Extracted records:
"""
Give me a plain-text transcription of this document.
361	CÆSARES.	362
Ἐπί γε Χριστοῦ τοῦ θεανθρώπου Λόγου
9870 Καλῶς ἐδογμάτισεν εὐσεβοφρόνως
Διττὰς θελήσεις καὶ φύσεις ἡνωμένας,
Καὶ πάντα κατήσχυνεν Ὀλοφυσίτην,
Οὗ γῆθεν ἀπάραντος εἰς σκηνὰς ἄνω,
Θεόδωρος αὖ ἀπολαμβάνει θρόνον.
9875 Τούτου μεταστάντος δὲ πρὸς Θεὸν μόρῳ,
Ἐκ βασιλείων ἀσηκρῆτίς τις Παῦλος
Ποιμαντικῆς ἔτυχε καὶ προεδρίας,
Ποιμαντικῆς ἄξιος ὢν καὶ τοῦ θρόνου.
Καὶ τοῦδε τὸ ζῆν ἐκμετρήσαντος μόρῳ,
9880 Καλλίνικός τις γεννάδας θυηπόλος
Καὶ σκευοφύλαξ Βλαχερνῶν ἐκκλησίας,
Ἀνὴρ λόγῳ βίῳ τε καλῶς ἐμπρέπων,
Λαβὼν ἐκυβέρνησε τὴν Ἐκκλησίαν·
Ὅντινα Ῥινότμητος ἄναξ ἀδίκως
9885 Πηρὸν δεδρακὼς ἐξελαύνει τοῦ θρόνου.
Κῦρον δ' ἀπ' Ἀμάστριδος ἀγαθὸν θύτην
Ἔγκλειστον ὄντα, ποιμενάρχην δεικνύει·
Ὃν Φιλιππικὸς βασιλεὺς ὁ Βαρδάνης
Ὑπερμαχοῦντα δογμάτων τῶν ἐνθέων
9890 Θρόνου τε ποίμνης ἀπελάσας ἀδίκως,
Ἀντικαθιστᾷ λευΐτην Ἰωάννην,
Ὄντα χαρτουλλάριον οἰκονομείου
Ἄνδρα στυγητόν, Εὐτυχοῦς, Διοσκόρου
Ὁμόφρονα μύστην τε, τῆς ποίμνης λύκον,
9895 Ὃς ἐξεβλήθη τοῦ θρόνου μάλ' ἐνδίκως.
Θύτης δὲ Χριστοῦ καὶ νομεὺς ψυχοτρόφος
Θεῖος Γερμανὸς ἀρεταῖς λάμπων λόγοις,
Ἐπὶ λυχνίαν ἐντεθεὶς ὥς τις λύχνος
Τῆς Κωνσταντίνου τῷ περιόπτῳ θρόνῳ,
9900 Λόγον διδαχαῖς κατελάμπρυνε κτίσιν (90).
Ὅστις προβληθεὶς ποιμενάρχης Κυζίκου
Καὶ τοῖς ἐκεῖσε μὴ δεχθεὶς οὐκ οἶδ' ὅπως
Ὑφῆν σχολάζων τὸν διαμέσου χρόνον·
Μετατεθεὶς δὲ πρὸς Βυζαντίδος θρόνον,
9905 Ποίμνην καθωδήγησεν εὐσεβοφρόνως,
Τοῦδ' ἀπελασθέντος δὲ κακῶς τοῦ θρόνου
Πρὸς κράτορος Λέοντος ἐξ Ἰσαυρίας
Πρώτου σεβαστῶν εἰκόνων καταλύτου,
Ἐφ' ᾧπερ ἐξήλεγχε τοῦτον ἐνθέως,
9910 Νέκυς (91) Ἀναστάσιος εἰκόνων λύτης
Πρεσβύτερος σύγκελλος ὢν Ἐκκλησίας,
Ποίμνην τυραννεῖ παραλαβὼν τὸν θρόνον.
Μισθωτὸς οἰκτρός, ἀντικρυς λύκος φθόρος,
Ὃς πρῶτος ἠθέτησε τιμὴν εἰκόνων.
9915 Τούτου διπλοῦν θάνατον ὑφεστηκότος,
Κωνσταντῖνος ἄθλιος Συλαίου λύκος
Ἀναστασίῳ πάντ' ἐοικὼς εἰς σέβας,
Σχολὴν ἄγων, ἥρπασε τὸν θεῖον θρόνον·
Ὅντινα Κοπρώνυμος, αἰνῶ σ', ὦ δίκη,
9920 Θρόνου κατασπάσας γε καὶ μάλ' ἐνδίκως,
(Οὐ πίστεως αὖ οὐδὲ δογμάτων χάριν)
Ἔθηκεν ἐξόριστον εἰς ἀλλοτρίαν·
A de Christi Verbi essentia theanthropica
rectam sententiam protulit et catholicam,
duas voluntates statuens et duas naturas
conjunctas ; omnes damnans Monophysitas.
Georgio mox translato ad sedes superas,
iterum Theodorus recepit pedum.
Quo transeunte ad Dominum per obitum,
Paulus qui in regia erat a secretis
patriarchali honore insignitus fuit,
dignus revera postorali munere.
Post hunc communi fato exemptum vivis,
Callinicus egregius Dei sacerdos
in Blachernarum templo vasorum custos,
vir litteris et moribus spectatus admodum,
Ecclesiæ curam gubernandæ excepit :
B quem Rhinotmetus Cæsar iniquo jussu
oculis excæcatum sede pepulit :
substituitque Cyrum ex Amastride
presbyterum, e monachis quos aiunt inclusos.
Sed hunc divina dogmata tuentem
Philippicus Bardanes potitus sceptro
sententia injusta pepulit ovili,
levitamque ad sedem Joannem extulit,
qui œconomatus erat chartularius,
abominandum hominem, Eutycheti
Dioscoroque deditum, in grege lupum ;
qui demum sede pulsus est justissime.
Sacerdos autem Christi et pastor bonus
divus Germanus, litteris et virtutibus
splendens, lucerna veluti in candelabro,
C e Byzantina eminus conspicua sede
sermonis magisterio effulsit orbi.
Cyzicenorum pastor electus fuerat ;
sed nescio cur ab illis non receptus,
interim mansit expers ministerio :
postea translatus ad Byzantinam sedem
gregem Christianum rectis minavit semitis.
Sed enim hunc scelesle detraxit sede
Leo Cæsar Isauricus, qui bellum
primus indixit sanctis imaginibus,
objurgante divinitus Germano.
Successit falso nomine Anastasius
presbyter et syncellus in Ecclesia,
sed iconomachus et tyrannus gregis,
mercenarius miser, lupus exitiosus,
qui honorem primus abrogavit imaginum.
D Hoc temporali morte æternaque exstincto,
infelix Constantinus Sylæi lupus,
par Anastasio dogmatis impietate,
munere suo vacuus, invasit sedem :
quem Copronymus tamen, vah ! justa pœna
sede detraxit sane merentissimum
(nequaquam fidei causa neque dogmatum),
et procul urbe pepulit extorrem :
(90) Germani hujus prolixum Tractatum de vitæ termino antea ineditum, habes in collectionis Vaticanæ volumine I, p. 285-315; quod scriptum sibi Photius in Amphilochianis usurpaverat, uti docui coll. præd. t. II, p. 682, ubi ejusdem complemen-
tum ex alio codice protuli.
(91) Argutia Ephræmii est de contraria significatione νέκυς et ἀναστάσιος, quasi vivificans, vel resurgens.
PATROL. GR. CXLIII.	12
"""
GIVEN INSTRUCTION :: Set down all of the records shown above once more, exactly.

WORKED ANSWER ::
Give me a plain-text transcription of this document.
361	CÆSARES.	362
Ἐπί γε Χριστοῦ τοῦ θεανθρώπου Λόγου
9870 Καλῶς ἐδογμάτισεν εὐσεβοφρόνως
Διττὰς θελήσεις καὶ φύσεις ἡνωμένας,
Καὶ πάντα κατήσχυνεν Ὀλοφυσίτην,
Οὗ γῆθεν ἀπάραντος εἰς σκηνὰς ἄνω,
Θεόδωρος αὖ ἀπολαμβάνει θρόνον.
9875 Τούτου μεταστάντος δὲ πρὸς Θεὸν μόρῳ,
Ἐκ βασιλείων ἀσηκρῆτίς τις Παῦλος
Ποιμαντικῆς ἔτυχε καὶ προεδρίας,
Ποιμαντικῆς ἄξιος ὢν καὶ τοῦ θρόνου.
Καὶ τοῦδε τὸ ζῆν ἐκμετρήσαντος μόρῳ,
9880 Καλλίνικός τις γεννάδας θυηπόλος
Καὶ σκευοφύλαξ Βλαχερνῶν ἐκκλησίας,
Ἀνὴρ λόγῳ βίῳ τε καλῶς ἐμπρέπων,
Λαβὼν ἐκυβέρνησε τὴν Ἐκκλησίαν·
Ὅντινα Ῥινότμητος ἄναξ ἀδίκως
9885 Πηρὸν δεδρακὼς ἐξελαύνει τοῦ θρόνου.
Κῦρον δ' ἀπ' Ἀμάστριδος ἀγαθὸν θύτην
Ἔγκλειστον ὄντα, ποιμενάρχην δεικνύει·
Ὃν Φιλιππικὸς βασιλεὺς ὁ Βαρδάνης
Ὑπερμαχοῦντα δογμάτων τῶν ἐνθέων
9890 Θρόνου τε ποίμνης ἀπελάσας ἀδίκως,
Ἀντικαθιστᾷ λευΐτην Ἰωάννην,
Ὄντα χαρτουλλάριον οἰκονομείου
Ἄνδρα στυγητόν, Εὐτυχοῦς, Διοσκόρου
Ὁμόφρονα μύστην τε, τῆς ποίμνης λύκον,
9895 Ὃς ἐξεβλήθη τοῦ θρόνου μάλ' ἐνδίκως.
Θύτης δὲ Χριστοῦ καὶ νομεὺς ψυχοτρόφος
Θεῖος Γερμανὸς ἀρεταῖς λάμπων λόγοις,
Ἐπὶ λυχνίαν ἐντεθεὶς ὥς τις λύχνος
Τῆς Κωνσταντίνου τῷ περιόπτῳ θρόνῳ,
9900 Λόγον διδαχαῖς κατελάμπρυνε κτίσιν (90).
Ὅστις προβληθεὶς ποιμενάρχης Κυζίκου
Καὶ τοῖς ἐκεῖσε μὴ δεχθεὶς οὐκ οἶδ' ὅπως
Ὑφῆν σχολάζων τὸν διαμέσου χρόνον·
Μετατεθεὶς δὲ πρὸς Βυζαντίδος θρόνον,
9905 Ποίμνην καθωδήγησεν εὐσεβοφρόνως,
Τοῦδ' ἀπελασθέντος δὲ κακῶς τοῦ θρόνου
Πρὸς κράτορος Λέοντος ἐξ Ἰσαυρίας
Πρώτου σεβαστῶν εἰκόνων καταλύτου,
Ἐφ' ᾧπερ ἐξήλεγχε τοῦτον ἐνθέως,
9910 Νέκυς (91) Ἀναστάσιος εἰκόνων λύτης
Πρεσβύτερος σύγκελλος ὢν Ἐκκλησίας,
Ποίμνην τυραννεῖ παραλαβὼν τὸν θρόνον.
Μισθωτὸς οἰκτρός, ἀντικρυς λύκος φθόρος,
Ὃς πρῶτος ἠθέτησε τιμὴν εἰκόνων.
9915 Τούτου διπλοῦν θάνατον ὑφεστηκότος,
Κωνσταντῖνος ἄθλιος Συλαίου λύκος
Ἀναστασίῳ πάντ' ἐοικὼς εἰς σέβας,
Σχολὴν ἄγων, ἥρπασε τὸν θεῖον θρόνον·
Ὅντινα Κοπρώνυμος, αἰνῶ σ', ὦ δίκη,
9920 Θρόνου κατασπάσας γε καὶ μάλ' ἐνδίκως,
(Οὐ πίστεως αὖ οὐδὲ δογμάτων χάριν)
Ἔθηκεν ἐξόριστον εἰς ἀλλοτρίαν·
A de Christi Verbi essentia theanthropica
rectam sententiam protulit et catholicam,
duas voluntates statuens et duas naturas
conjunctas ; omnes damnans Monophysitas.
Georgio mox translato ad sedes superas,
iterum Theodorus recepit pedum.
Quo transeunte ad Dominum per obitum,
Paulus qui in regia erat a secretis
patriarchali honore insignitus fuit,
dignus revera postorali munere.
Post hunc communi fato exemptum vivis,
Callinicus egregius Dei sacerdos
in Blachernarum templo vasorum custos,
vir litteris et moribus spectatus admodum,
Ecclesiæ curam gubernandæ excepit :
B quem Rhinotmetus Cæsar iniquo jussu
oculis excæcatum sede pepulit :
substituitque Cyrum ex Amastride
presbyterum, e monachis quos aiunt inclusos.
Sed hunc divina dogmata tuentem
Philippicus Bardanes potitus sceptro
sententia injusta pepulit ovili,
levitamque ad sedem Joannem extulit,
qui œconomatus erat chartularius,
abominandum hominem, Eutycheti
Dioscoroque deditum, in grege lupum ;
qui demum sede pulsus est justissime.
Sacerdos autem Christi et pastor bonus
divus Germanus, litteris et virtutibus
splendens, lucerna veluti in candelabro,
C e Byzantina eminus conspicua sede
sermonis magisterio effulsit orbi.
Cyzicenorum pastor electus fuerat ;
sed nescio cur ab illis non receptus,
interim mansit expers ministerio :
postea translatus ad Byzantinam sedem
gregem Christianum rectis minavit semitis.
Sed enim hunc scelesle detraxit sede
Leo Cæsar Isauricus, qui bellum
primus indixit sanctis imaginibus,
objurgante divinitus Germano.
Successit falso nomine Anastasius
presbyter et syncellus in Ecclesia,
sed iconomachus et tyrannus gregis,
mercenarius miser, lupus exitiosus,
qui honorem primus abrogavit imaginum.
D Hoc temporali morte æternaque exstincto,
infelix Constantinus Sylæi lupus,
par Anastasio dogmatis impietate,
munere suo vacuus, invasit sedem :
quem Copronymus tamen, vah ! justa pœna
sede detraxit sane merentissimum
(nequaquam fidei causa neque dogmatum),
et procul urbe pepulit extorrem :
(90) Germani hujus prolixum Tractatum de vitæ termino antea ineditum, habes in collectionis Vaticanæ volumine I, p. 285-315; quod scriptum sibi Photius in Amphilochianis usurpaverat, uti docui coll. præd. t. II, p. 682, ubi ejusdem complemen-
tum ex alio codice protuli.
(91) Argutia Ephræmii est de contraria significatione νέκυς et ἀναστάσιος, quasi vivificans, vel resurgens.
PATROL. GR. CXLIII.	12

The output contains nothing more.